Source material

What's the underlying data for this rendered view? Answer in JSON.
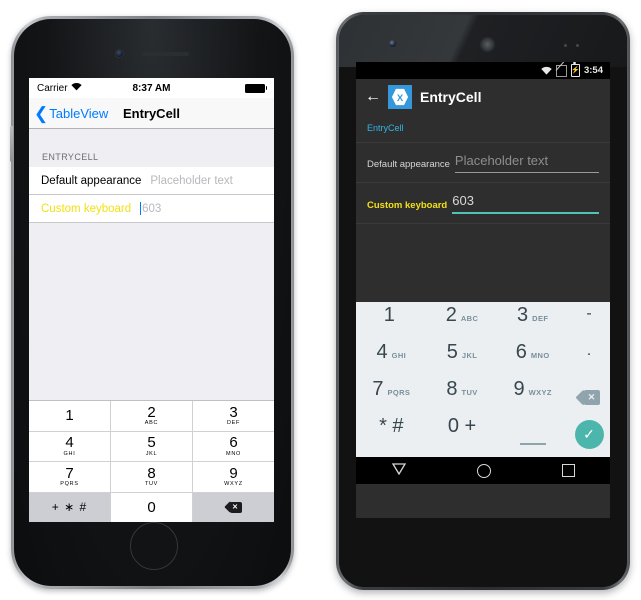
{
  "ios": {
    "status": {
      "carrier": "Carrier",
      "wifi_icon": "wifi-icon",
      "time": "8:37 AM",
      "battery_icon": "battery-full-icon"
    },
    "nav": {
      "back_label": "TableView",
      "back_chevron": "chevron-left-icon",
      "title": "EntryCell"
    },
    "section_header": "ENTRYCELL",
    "rows": [
      {
        "label": "Default appearance",
        "value": "Placeholder text",
        "is_placeholder": true,
        "has_caret": false
      },
      {
        "label": "Custom keyboard",
        "value": "603",
        "is_placeholder": true,
        "has_caret": true
      }
    ],
    "keyboard": {
      "rows": [
        [
          {
            "num": "1",
            "sub": ""
          },
          {
            "num": "2",
            "sub": "ABC"
          },
          {
            "num": "3",
            "sub": "DEF"
          }
        ],
        [
          {
            "num": "4",
            "sub": "GHI"
          },
          {
            "num": "5",
            "sub": "JKL"
          },
          {
            "num": "6",
            "sub": "MNO"
          }
        ],
        [
          {
            "num": "7",
            "sub": "PQRS"
          },
          {
            "num": "8",
            "sub": "TUV"
          },
          {
            "num": "9",
            "sub": "WXYZ"
          }
        ]
      ],
      "bottom": {
        "symbols": "+ ∗ #",
        "zero": "0",
        "backspace_icon": "backspace-icon",
        "backspace_glyph": "✕"
      }
    }
  },
  "android": {
    "status": {
      "wifi_icon": "wifi-icon",
      "sim_icon": "no-sim-icon",
      "battery_icon": "battery-charging-icon",
      "battery_glyph": "⚡",
      "time": "3:54"
    },
    "appbar": {
      "back_icon": "arrow-left-icon",
      "logo_icon": "xamarin-logo-icon",
      "title": "EntryCell"
    },
    "section_label": "EntryCell",
    "fields": [
      {
        "label": "Default appearance",
        "value": "Placeholder text",
        "is_placeholder": true,
        "focused": false
      },
      {
        "label": "Custom keyboard",
        "value": "603",
        "is_placeholder": false,
        "focused": true
      }
    ],
    "keyboard": {
      "rows": [
        [
          {
            "num": "1",
            "sub": ""
          },
          {
            "num": "2",
            "sub": "ABC"
          },
          {
            "num": "3",
            "sub": "DEF"
          },
          {
            "sym": "-"
          }
        ],
        [
          {
            "num": "4",
            "sub": "GHI"
          },
          {
            "num": "5",
            "sub": "JKL"
          },
          {
            "num": "6",
            "sub": "MNO"
          },
          {
            "sym": "."
          }
        ],
        [
          {
            "num": "7",
            "sub": "PQRS"
          },
          {
            "num": "8",
            "sub": "TUV"
          },
          {
            "num": "9",
            "sub": "WXYZ"
          },
          {
            "icon": "backspace-icon",
            "glyph": "✕"
          }
        ],
        [
          {
            "sym": "* #"
          },
          {
            "sym": "0 +"
          },
          {
            "icon": "space-icon"
          },
          {
            "icon": "check-icon",
            "glyph": "✓"
          }
        ]
      ]
    },
    "navbar": {
      "back_icon": "nav-back-triangle-icon",
      "home_icon": "nav-home-circle-icon",
      "recents_icon": "nav-recents-square-icon"
    }
  },
  "colors": {
    "ios_accent": "#007aff",
    "ios_custom_label": "#f2e014",
    "android_accent": "#33b5e5",
    "android_teal": "#4db6ac",
    "xamarin_blue": "#3498db"
  }
}
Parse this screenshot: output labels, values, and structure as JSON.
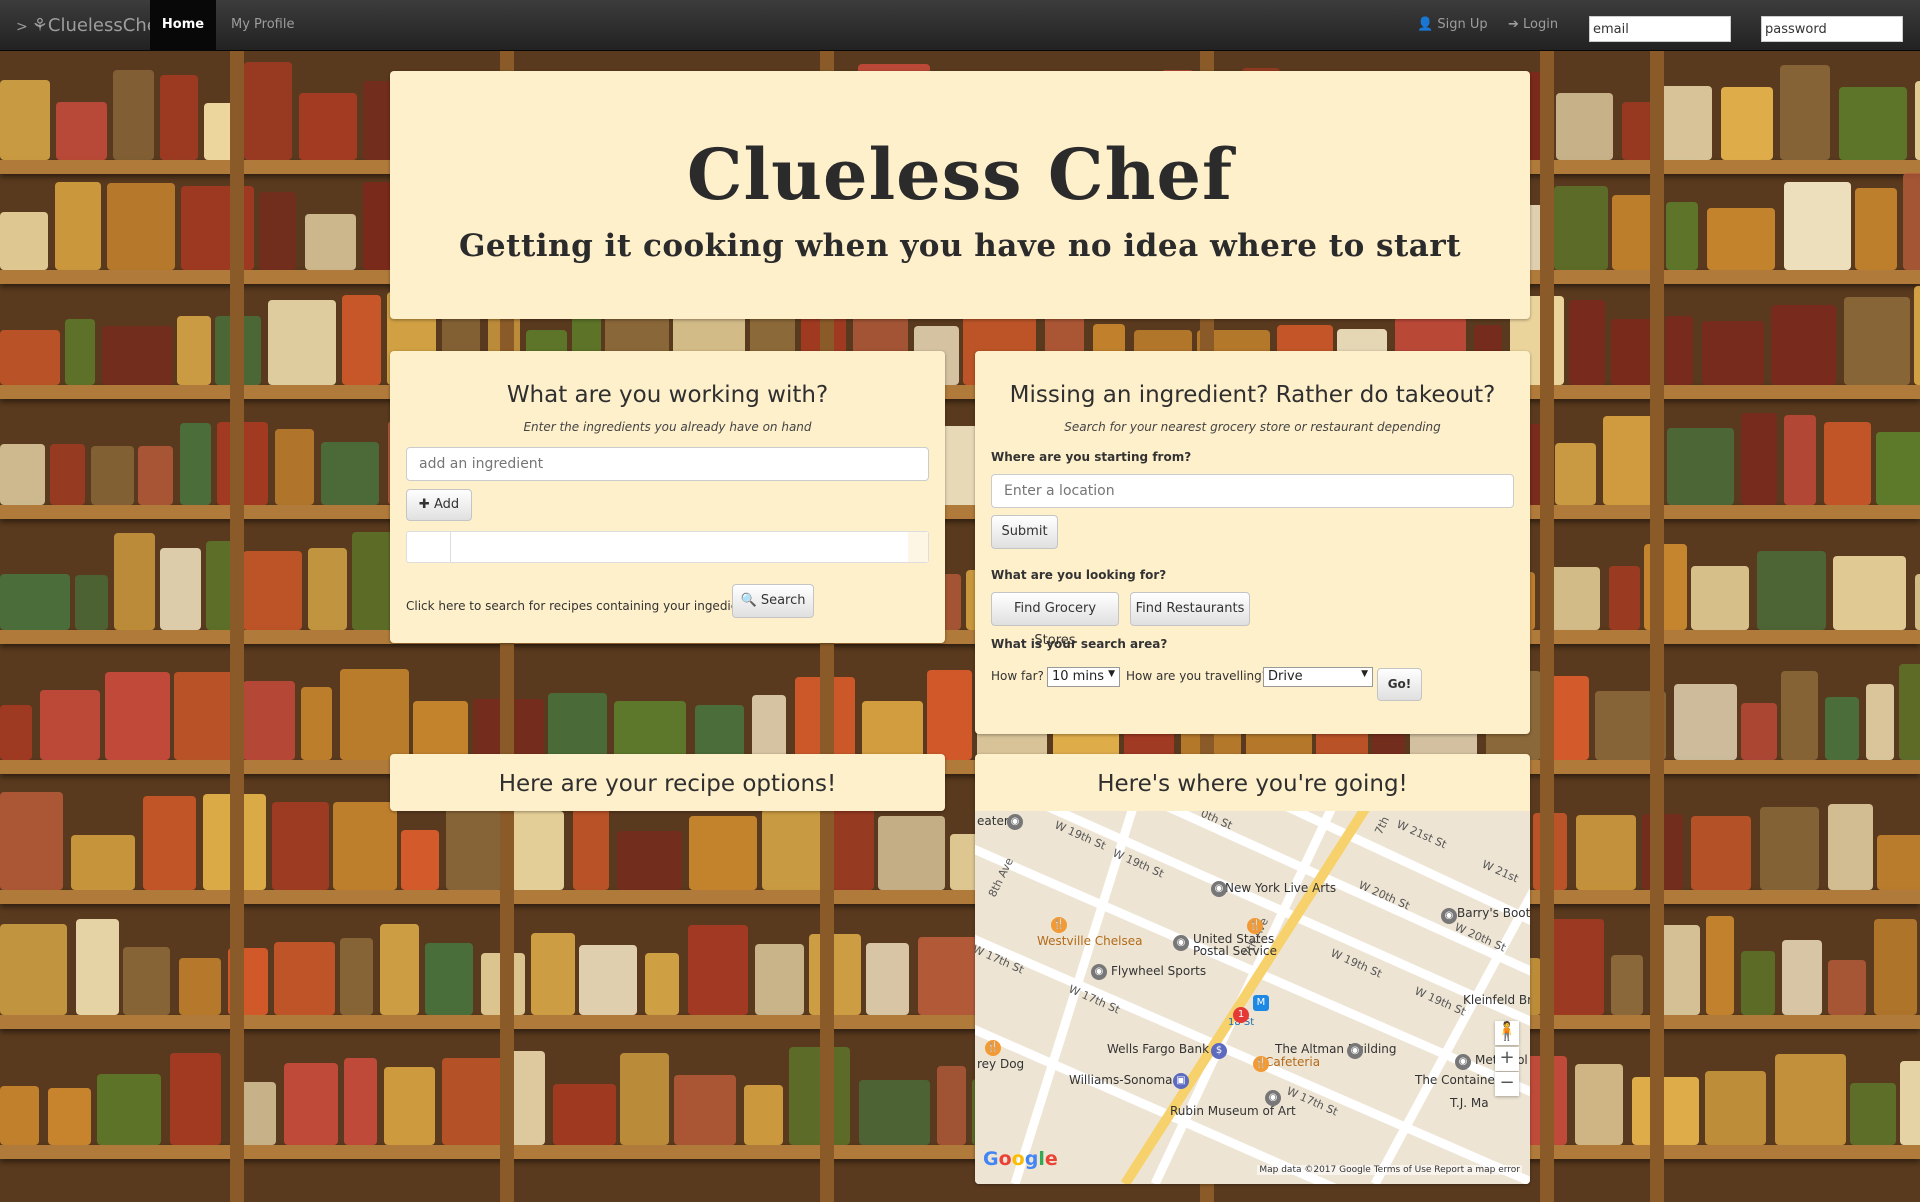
{
  "navbar": {
    "brand": "CluelessChef",
    "home": "Home",
    "profile": "My Profile",
    "signup": "Sign Up",
    "login": "Login",
    "email_value": "email",
    "password_value": "password"
  },
  "hero": {
    "title": "Clueless Chef",
    "subtitle": "Getting it cooking when you have no idea where to start"
  },
  "ingredients": {
    "title": "What are you working with?",
    "subtitle": "Enter the ingredients you already have on hand",
    "input_placeholder": "add an ingredient",
    "add_label": "Add",
    "search_prompt": "Click here to search for recipes containing your ingedients:",
    "search_label": "Search"
  },
  "takeout": {
    "title": "Missing an ingredient? Rather do takeout?",
    "subtitle": "Search for your nearest grocery store or restaurant depending",
    "start_label": "Where are you starting from?",
    "location_placeholder": "Enter a location",
    "submit_label": "Submit",
    "looking_label": "What are you looking for?",
    "grocery_label": "Find Grocery Stores",
    "restaurants_label": "Find Restaurants",
    "area_label": "What is your search area?",
    "how_far": "How far?",
    "far_value": "10 mins",
    "travel_q": "How are you travelling?",
    "travel_value": "Drive",
    "go_label": "Go!"
  },
  "recipes": {
    "title": "Here are your recipe options!"
  },
  "map": {
    "title": "Here's where you're going!",
    "places": {
      "new_york_live_arts": "New York Live Arts",
      "barrys_boot": "Barry's Boot",
      "westville": "Westville Chelsea",
      "usps_1": "United States",
      "usps_2": "Postal Service",
      "flywheel": "Flywheel Sports",
      "kleinfeld": "Kleinfeld Br",
      "wells_fargo": "Wells Fargo Bank",
      "altman_1": "The Altman Building",
      "altman_2": "Cafeteria",
      "metropol": "Metropol",
      "williams": "Williams-Sonoma",
      "container": "The Containe",
      "tj": "T.J. Ma",
      "rubin": "Rubin Museum of Art",
      "rey_dog": "rey Dog",
      "eater": "eater",
      "station": "18 St"
    },
    "streets": {
      "w19_a": "W 19th St",
      "w19_b": "W 19th St",
      "w20_a": "0th St",
      "w21_a": "W 21st St",
      "w21_b": "W 21st",
      "ave8": "8th Ave",
      "ave7": "7th Ave",
      "ave7b": "7th",
      "w20_b": "W 20th St",
      "w20_c": "W 20th St",
      "w19_c": "W 19th St",
      "w19_d": "W 19th St",
      "w17_a": "W 17th St",
      "w17_b": "W 17th St",
      "w17_c": "W 17th St"
    },
    "google": "Google",
    "attribution": "Map data ©2017 Google    Terms of Use    Report a map error",
    "zoom_in": "+",
    "zoom_out": "−"
  }
}
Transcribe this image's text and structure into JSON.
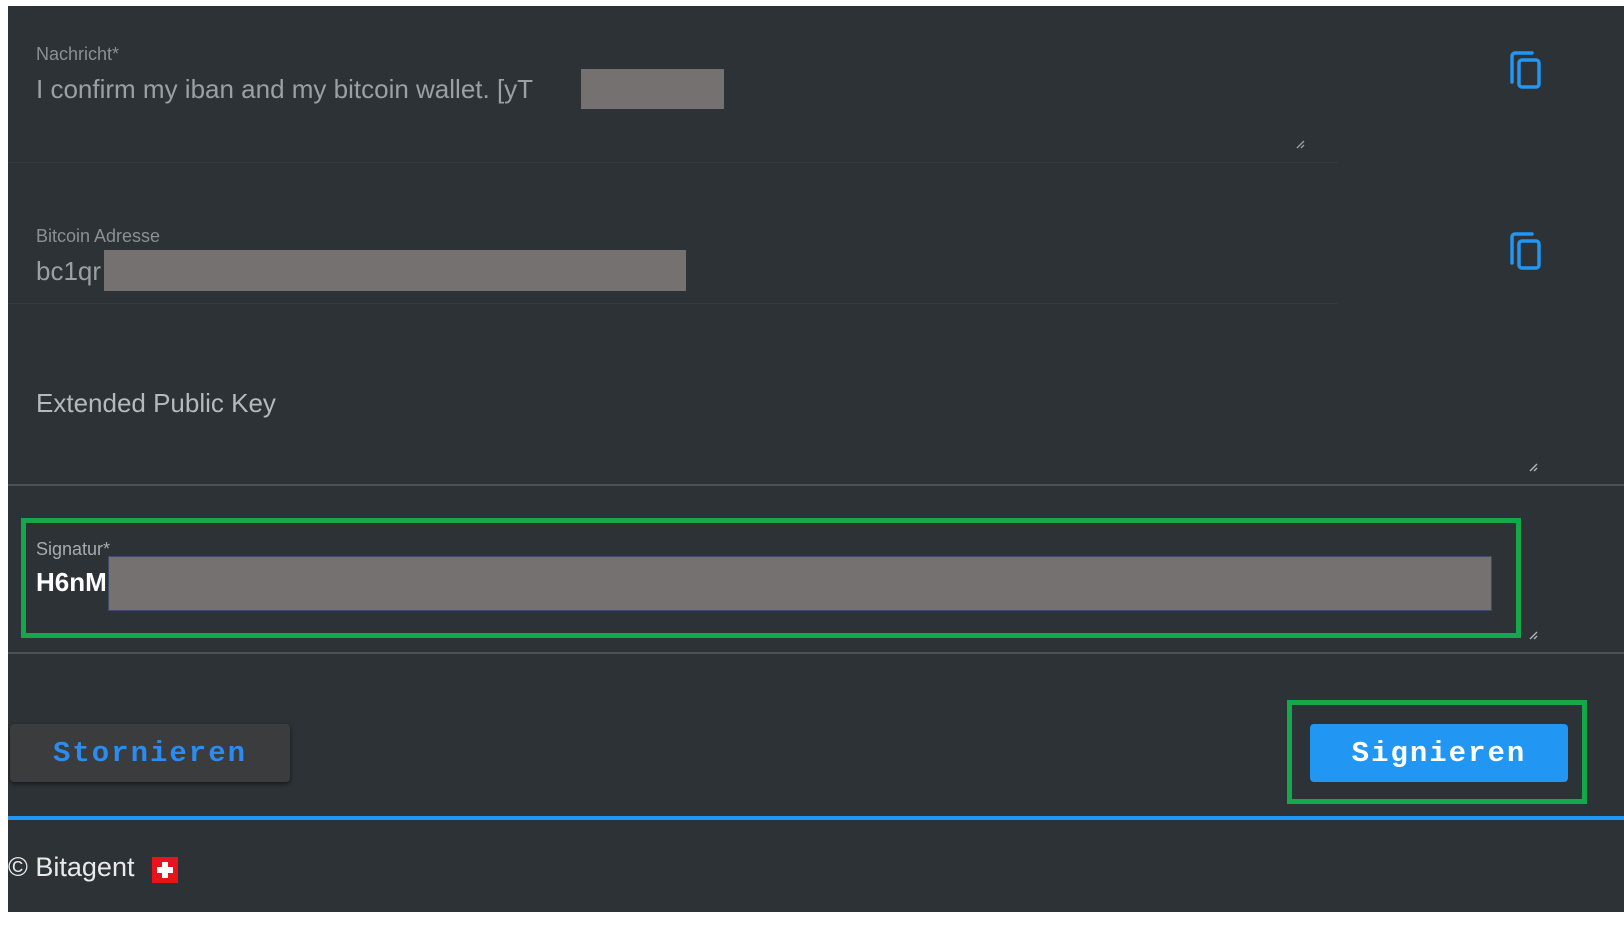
{
  "form": {
    "message": {
      "label": "Nachricht*",
      "value": "I confirm my iban and my bitcoin wallet. [yT"
    },
    "address": {
      "label": "Bitcoin Adresse",
      "value": "bc1qr"
    },
    "xpub": {
      "placeholder": "Extended Public Key"
    },
    "signature": {
      "label": "Signatur*",
      "value": "H6nM"
    }
  },
  "actions": {
    "cancel_label": "Stornieren",
    "sign_label": "Signieren"
  },
  "footer": {
    "copyright": "© Bitagent"
  },
  "icons": {
    "copy": "copy-icon",
    "resize": "resize-handle-icon",
    "flag": "swiss-flag-icon"
  },
  "colors": {
    "background": "#2c3235",
    "accent": "#2196f3",
    "highlight": "#14a84a",
    "redaction": "#757170"
  }
}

Exercise
Among the entries above, how many lines hold the string "JSON"? Give the number by itself.

Response
3